#### Task
Note each line where "Удаление" appears, and copy it.

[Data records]
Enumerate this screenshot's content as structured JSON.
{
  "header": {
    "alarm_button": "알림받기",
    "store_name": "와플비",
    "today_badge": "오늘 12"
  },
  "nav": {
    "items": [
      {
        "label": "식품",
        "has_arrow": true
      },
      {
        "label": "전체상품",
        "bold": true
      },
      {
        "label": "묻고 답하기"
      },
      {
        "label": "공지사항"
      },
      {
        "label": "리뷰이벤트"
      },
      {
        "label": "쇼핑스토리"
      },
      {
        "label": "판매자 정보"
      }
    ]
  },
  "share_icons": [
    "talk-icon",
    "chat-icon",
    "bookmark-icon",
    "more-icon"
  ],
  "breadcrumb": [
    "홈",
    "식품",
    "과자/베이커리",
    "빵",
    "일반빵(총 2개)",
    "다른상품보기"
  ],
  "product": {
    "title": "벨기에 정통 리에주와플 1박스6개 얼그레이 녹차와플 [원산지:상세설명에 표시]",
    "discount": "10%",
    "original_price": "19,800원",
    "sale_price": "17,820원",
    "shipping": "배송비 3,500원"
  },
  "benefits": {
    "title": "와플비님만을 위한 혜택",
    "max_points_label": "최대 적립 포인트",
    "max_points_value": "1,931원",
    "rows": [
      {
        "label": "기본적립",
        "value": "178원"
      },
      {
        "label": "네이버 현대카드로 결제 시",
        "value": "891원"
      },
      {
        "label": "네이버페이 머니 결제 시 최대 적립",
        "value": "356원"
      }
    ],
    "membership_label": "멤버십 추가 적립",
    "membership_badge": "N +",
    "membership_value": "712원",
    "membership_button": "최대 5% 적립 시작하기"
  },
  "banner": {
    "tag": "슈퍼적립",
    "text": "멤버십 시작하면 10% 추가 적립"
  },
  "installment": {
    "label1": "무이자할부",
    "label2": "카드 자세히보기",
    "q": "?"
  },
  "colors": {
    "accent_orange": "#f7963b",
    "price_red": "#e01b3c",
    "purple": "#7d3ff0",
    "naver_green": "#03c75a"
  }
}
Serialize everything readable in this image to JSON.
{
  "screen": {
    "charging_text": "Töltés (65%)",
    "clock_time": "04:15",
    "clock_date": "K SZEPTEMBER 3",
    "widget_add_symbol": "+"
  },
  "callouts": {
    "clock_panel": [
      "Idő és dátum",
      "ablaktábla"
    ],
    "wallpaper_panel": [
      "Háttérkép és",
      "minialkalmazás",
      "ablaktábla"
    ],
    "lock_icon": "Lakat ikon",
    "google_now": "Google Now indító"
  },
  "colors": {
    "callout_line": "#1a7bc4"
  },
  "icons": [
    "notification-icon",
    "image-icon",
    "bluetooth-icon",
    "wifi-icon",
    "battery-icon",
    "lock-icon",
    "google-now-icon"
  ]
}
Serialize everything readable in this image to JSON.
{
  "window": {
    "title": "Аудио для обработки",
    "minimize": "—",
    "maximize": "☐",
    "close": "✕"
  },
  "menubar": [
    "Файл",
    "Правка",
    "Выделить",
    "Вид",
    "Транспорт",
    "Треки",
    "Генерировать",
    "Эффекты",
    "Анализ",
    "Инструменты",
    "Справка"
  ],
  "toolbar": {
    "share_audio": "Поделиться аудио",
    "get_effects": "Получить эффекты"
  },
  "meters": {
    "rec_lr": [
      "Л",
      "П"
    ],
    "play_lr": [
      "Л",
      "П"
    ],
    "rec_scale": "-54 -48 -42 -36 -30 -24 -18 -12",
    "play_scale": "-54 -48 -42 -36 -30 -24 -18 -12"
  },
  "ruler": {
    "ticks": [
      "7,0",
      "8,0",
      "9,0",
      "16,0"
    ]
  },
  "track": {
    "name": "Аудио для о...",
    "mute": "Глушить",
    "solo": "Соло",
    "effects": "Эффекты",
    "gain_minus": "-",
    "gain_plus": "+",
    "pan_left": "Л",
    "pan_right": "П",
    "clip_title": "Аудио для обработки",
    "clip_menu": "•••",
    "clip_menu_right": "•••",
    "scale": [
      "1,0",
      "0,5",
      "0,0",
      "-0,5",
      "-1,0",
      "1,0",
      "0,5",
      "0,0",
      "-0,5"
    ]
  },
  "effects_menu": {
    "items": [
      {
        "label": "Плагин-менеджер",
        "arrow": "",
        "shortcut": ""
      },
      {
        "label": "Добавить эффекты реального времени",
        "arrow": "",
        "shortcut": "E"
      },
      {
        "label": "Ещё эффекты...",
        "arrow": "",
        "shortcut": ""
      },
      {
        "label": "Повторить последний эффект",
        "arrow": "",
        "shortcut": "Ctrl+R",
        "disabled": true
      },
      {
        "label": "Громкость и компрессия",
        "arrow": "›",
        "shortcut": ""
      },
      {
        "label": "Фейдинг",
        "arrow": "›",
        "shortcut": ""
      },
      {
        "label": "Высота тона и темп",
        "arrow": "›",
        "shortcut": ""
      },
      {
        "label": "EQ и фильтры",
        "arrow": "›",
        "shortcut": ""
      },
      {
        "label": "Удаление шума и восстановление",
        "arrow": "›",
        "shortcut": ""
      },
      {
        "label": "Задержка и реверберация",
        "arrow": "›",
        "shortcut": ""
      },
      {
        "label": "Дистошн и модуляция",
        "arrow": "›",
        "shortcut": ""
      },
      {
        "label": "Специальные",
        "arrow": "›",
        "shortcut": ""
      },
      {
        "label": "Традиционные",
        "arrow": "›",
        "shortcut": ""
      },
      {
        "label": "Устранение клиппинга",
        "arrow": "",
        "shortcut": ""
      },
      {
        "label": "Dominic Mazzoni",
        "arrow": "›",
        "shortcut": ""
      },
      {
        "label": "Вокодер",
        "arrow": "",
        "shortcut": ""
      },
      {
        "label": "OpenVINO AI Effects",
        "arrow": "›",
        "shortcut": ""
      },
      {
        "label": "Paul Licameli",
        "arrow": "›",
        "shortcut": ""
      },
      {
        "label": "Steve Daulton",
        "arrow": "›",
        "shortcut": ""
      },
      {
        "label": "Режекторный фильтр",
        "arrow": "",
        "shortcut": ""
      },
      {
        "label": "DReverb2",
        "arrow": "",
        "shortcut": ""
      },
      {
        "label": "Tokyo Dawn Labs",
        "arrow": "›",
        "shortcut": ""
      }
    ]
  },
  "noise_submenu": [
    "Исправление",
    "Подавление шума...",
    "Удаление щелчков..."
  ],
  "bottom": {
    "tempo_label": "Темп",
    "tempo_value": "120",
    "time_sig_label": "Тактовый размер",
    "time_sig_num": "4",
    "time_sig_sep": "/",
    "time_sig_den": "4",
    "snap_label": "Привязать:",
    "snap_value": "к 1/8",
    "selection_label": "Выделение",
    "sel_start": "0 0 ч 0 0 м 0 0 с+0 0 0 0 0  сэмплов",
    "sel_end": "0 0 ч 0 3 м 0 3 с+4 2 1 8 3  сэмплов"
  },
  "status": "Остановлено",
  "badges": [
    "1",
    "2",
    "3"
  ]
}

#### Response to the exercise
        "label": "Удаление шума и восстановление",
    "Удаление щелчков..."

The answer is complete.